* _Task goal_:
Transcribe every entry below word for word, but skip the pictures.

* _Entries supplied_:
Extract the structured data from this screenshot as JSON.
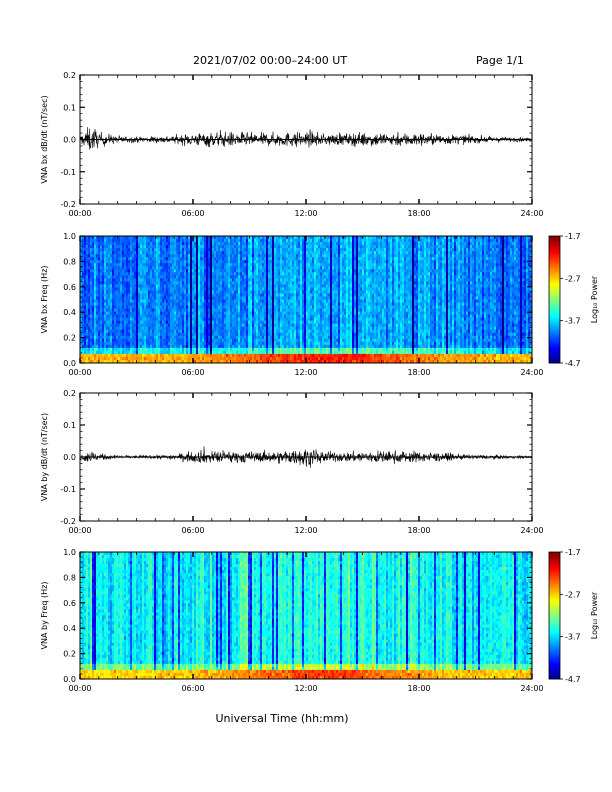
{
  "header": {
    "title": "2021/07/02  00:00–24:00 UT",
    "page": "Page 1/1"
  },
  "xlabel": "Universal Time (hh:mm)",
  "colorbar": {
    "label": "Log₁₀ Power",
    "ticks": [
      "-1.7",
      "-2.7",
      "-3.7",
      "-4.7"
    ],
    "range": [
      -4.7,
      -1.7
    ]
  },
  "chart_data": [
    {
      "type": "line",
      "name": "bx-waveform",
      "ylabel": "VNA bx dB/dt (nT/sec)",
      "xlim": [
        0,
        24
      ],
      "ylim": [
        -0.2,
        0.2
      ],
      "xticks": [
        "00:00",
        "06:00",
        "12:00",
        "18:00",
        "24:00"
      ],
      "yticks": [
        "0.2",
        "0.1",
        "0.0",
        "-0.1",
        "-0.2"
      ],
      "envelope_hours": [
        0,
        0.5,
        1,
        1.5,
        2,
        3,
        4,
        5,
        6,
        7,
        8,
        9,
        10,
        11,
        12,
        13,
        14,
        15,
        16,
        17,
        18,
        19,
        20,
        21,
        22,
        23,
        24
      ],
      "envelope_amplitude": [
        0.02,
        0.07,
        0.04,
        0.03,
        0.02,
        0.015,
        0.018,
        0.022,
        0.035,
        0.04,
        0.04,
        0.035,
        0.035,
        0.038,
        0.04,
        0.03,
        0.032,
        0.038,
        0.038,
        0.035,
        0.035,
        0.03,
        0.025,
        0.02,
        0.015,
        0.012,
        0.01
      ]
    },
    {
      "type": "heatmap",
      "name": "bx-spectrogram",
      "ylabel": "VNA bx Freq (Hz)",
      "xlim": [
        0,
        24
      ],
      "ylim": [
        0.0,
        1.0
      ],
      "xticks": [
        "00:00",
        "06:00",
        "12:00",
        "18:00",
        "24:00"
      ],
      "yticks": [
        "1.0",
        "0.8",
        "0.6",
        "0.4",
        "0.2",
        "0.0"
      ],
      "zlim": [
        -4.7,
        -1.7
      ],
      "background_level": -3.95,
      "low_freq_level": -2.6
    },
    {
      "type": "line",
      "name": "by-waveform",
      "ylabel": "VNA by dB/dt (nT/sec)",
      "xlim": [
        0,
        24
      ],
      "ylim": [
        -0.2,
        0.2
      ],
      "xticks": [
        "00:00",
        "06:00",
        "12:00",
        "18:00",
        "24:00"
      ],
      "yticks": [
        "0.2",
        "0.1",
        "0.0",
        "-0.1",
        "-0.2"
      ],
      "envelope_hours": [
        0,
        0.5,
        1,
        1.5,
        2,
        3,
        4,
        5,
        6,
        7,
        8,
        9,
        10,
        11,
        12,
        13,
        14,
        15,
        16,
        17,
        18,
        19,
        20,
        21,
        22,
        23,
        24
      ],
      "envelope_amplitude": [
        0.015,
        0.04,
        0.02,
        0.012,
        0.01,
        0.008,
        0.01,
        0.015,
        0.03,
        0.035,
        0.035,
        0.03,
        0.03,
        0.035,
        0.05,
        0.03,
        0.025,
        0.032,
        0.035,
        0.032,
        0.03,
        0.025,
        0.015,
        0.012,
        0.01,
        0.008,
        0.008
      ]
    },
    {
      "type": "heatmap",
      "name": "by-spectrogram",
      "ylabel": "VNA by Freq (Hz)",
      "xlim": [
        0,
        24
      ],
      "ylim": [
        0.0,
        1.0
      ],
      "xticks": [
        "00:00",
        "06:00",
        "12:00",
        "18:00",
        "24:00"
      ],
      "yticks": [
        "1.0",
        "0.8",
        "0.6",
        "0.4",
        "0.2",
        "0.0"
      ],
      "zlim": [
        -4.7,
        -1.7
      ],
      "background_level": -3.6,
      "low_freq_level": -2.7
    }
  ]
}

* _Answer in full_:
Extract the structured data from this screenshot as JSON.
{
  "header": {
    "title": "2021/07/02  00:00–24:00 UT",
    "page": "Page 1/1"
  },
  "xlabel": "Universal Time (hh:mm)",
  "colorbar": {
    "label": "Log₁₀ Power",
    "ticks": [
      "-1.7",
      "-2.7",
      "-3.7",
      "-4.7"
    ],
    "range": [
      -4.7,
      -1.7
    ]
  },
  "chart_data": [
    {
      "type": "line",
      "name": "bx-waveform",
      "ylabel": "VNA bx dB/dt (nT/sec)",
      "xlim": [
        0,
        24
      ],
      "ylim": [
        -0.2,
        0.2
      ],
      "xticks": [
        "00:00",
        "06:00",
        "12:00",
        "18:00",
        "24:00"
      ],
      "yticks": [
        "0.2",
        "0.1",
        "0.0",
        "-0.1",
        "-0.2"
      ],
      "envelope_hours": [
        0,
        0.5,
        1,
        1.5,
        2,
        3,
        4,
        5,
        6,
        7,
        8,
        9,
        10,
        11,
        12,
        13,
        14,
        15,
        16,
        17,
        18,
        19,
        20,
        21,
        22,
        23,
        24
      ],
      "envelope_amplitude": [
        0.02,
        0.07,
        0.04,
        0.03,
        0.02,
        0.015,
        0.018,
        0.022,
        0.035,
        0.04,
        0.04,
        0.035,
        0.035,
        0.038,
        0.04,
        0.03,
        0.032,
        0.038,
        0.038,
        0.035,
        0.035,
        0.03,
        0.025,
        0.02,
        0.015,
        0.012,
        0.01
      ]
    },
    {
      "type": "heatmap",
      "name": "bx-spectrogram",
      "ylabel": "VNA bx Freq (Hz)",
      "xlim": [
        0,
        24
      ],
      "ylim": [
        0.0,
        1.0
      ],
      "xticks": [
        "00:00",
        "06:00",
        "12:00",
        "18:00",
        "24:00"
      ],
      "yticks": [
        "1.0",
        "0.8",
        "0.6",
        "0.4",
        "0.2",
        "0.0"
      ],
      "zlim": [
        -4.7,
        -1.7
      ],
      "background_level": -3.95,
      "low_freq_level": -2.6
    },
    {
      "type": "line",
      "name": "by-waveform",
      "ylabel": "VNA by dB/dt (nT/sec)",
      "xlim": [
        0,
        24
      ],
      "ylim": [
        -0.2,
        0.2
      ],
      "xticks": [
        "00:00",
        "06:00",
        "12:00",
        "18:00",
        "24:00"
      ],
      "yticks": [
        "0.2",
        "0.1",
        "0.0",
        "-0.1",
        "-0.2"
      ],
      "envelope_hours": [
        0,
        0.5,
        1,
        1.5,
        2,
        3,
        4,
        5,
        6,
        7,
        8,
        9,
        10,
        11,
        12,
        13,
        14,
        15,
        16,
        17,
        18,
        19,
        20,
        21,
        22,
        23,
        24
      ],
      "envelope_amplitude": [
        0.015,
        0.04,
        0.02,
        0.012,
        0.01,
        0.008,
        0.01,
        0.015,
        0.03,
        0.035,
        0.035,
        0.03,
        0.03,
        0.035,
        0.05,
        0.03,
        0.025,
        0.032,
        0.035,
        0.032,
        0.03,
        0.025,
        0.015,
        0.012,
        0.01,
        0.008,
        0.008
      ]
    },
    {
      "type": "heatmap",
      "name": "by-spectrogram",
      "ylabel": "VNA by Freq (Hz)",
      "xlim": [
        0,
        24
      ],
      "ylim": [
        0.0,
        1.0
      ],
      "xticks": [
        "00:00",
        "06:00",
        "12:00",
        "18:00",
        "24:00"
      ],
      "yticks": [
        "1.0",
        "0.8",
        "0.6",
        "0.4",
        "0.2",
        "0.0"
      ],
      "zlim": [
        -4.7,
        -1.7
      ],
      "background_level": -3.6,
      "low_freq_level": -2.7
    }
  ]
}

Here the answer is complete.